## [Record set]
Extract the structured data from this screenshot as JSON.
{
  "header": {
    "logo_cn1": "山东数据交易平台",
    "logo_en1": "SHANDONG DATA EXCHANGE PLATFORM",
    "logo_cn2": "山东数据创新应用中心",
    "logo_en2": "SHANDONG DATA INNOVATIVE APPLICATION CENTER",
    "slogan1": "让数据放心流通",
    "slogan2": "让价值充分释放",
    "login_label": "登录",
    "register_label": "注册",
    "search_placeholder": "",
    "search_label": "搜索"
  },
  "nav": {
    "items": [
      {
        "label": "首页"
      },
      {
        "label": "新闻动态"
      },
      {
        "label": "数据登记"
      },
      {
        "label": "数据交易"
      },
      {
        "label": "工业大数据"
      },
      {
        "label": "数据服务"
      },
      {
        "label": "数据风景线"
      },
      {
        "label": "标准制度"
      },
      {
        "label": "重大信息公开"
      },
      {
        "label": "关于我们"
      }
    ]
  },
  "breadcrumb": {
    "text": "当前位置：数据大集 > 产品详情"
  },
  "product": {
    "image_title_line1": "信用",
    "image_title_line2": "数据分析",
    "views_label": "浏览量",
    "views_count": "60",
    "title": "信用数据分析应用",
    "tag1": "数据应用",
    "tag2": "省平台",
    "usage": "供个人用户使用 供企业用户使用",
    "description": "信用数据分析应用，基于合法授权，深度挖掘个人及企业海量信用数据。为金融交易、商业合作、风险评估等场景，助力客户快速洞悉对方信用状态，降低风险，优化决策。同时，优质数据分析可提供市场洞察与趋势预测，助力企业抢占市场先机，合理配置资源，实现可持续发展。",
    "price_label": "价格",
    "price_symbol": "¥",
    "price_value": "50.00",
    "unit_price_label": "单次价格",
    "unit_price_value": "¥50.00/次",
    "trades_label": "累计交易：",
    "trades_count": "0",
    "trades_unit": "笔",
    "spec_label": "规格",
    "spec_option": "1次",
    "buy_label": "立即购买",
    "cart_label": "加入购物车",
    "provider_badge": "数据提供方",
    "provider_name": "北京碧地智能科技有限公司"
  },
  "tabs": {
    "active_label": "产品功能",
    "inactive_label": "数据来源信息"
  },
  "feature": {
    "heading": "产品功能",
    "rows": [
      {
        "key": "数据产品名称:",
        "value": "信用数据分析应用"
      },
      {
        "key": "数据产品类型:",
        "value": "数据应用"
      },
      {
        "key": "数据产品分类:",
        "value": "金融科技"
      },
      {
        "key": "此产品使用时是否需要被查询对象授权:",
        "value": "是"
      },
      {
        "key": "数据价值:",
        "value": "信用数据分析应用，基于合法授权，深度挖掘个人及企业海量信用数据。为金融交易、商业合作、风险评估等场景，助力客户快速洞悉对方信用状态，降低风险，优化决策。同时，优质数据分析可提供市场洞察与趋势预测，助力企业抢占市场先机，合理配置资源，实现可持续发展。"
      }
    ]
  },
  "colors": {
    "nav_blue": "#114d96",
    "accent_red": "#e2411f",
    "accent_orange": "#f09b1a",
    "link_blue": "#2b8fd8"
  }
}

## [What is asked]
Give an exact repetition of all the material.

## [Exercise result]
Extract the structured data from this screenshot as JSON.
{
  "header": {
    "logo_cn1": "山东数据交易平台",
    "logo_en1": "SHANDONG DATA EXCHANGE PLATFORM",
    "logo_cn2": "山东数据创新应用中心",
    "logo_en2": "SHANDONG DATA INNOVATIVE APPLICATION CENTER",
    "slogan1": "让数据放心流通",
    "slogan2": "让价值充分释放",
    "login_label": "登录",
    "register_label": "注册",
    "search_placeholder": "",
    "search_label": "搜索"
  },
  "nav": {
    "items": [
      {
        "label": "首页"
      },
      {
        "label": "新闻动态"
      },
      {
        "label": "数据登记"
      },
      {
        "label": "数据交易"
      },
      {
        "label": "工业大数据"
      },
      {
        "label": "数据服务"
      },
      {
        "label": "数据风景线"
      },
      {
        "label": "标准制度"
      },
      {
        "label": "重大信息公开"
      },
      {
        "label": "关于我们"
      }
    ]
  },
  "breadcrumb": {
    "text": "当前位置：数据大集 > 产品详情"
  },
  "product": {
    "image_title_line1": "信用",
    "image_title_line2": "数据分析",
    "views_label": "浏览量",
    "views_count": "60",
    "title": "信用数据分析应用",
    "tag1": "数据应用",
    "tag2": "省平台",
    "usage": "供个人用户使用 供企业用户使用",
    "description": "信用数据分析应用，基于合法授权，深度挖掘个人及企业海量信用数据。为金融交易、商业合作、风险评估等场景，助力客户快速洞悉对方信用状态，降低风险，优化决策。同时，优质数据分析可提供市场洞察与趋势预测，助力企业抢占市场先机，合理配置资源，实现可持续发展。",
    "price_label": "价格",
    "price_symbol": "¥",
    "price_value": "50.00",
    "unit_price_label": "单次价格",
    "unit_price_value": "¥50.00/次",
    "trades_label": "累计交易：",
    "trades_count": "0",
    "trades_unit": "笔",
    "spec_label": "规格",
    "spec_option": "1次",
    "buy_label": "立即购买",
    "cart_label": "加入购物车",
    "provider_badge": "数据提供方",
    "provider_name": "北京碧地智能科技有限公司"
  },
  "tabs": {
    "active_label": "产品功能",
    "inactive_label": "数据来源信息"
  },
  "feature": {
    "heading": "产品功能",
    "rows": [
      {
        "key": "数据产品名称:",
        "value": "信用数据分析应用"
      },
      {
        "key": "数据产品类型:",
        "value": "数据应用"
      },
      {
        "key": "数据产品分类:",
        "value": "金融科技"
      },
      {
        "key": "此产品使用时是否需要被查询对象授权:",
        "value": "是"
      },
      {
        "key": "数据价值:",
        "value": "信用数据分析应用，基于合法授权，深度挖掘个人及企业海量信用数据。为金融交易、商业合作、风险评估等场景，助力客户快速洞悉对方信用状态，降低风险，优化决策。同时，优质数据分析可提供市场洞察与趋势预测，助力企业抢占市场先机，合理配置资源，实现可持续发展。"
      }
    ]
  },
  "colors": {
    "nav_blue": "#114d96",
    "accent_red": "#e2411f",
    "accent_orange": "#f09b1a",
    "link_blue": "#2b8fd8"
  }
}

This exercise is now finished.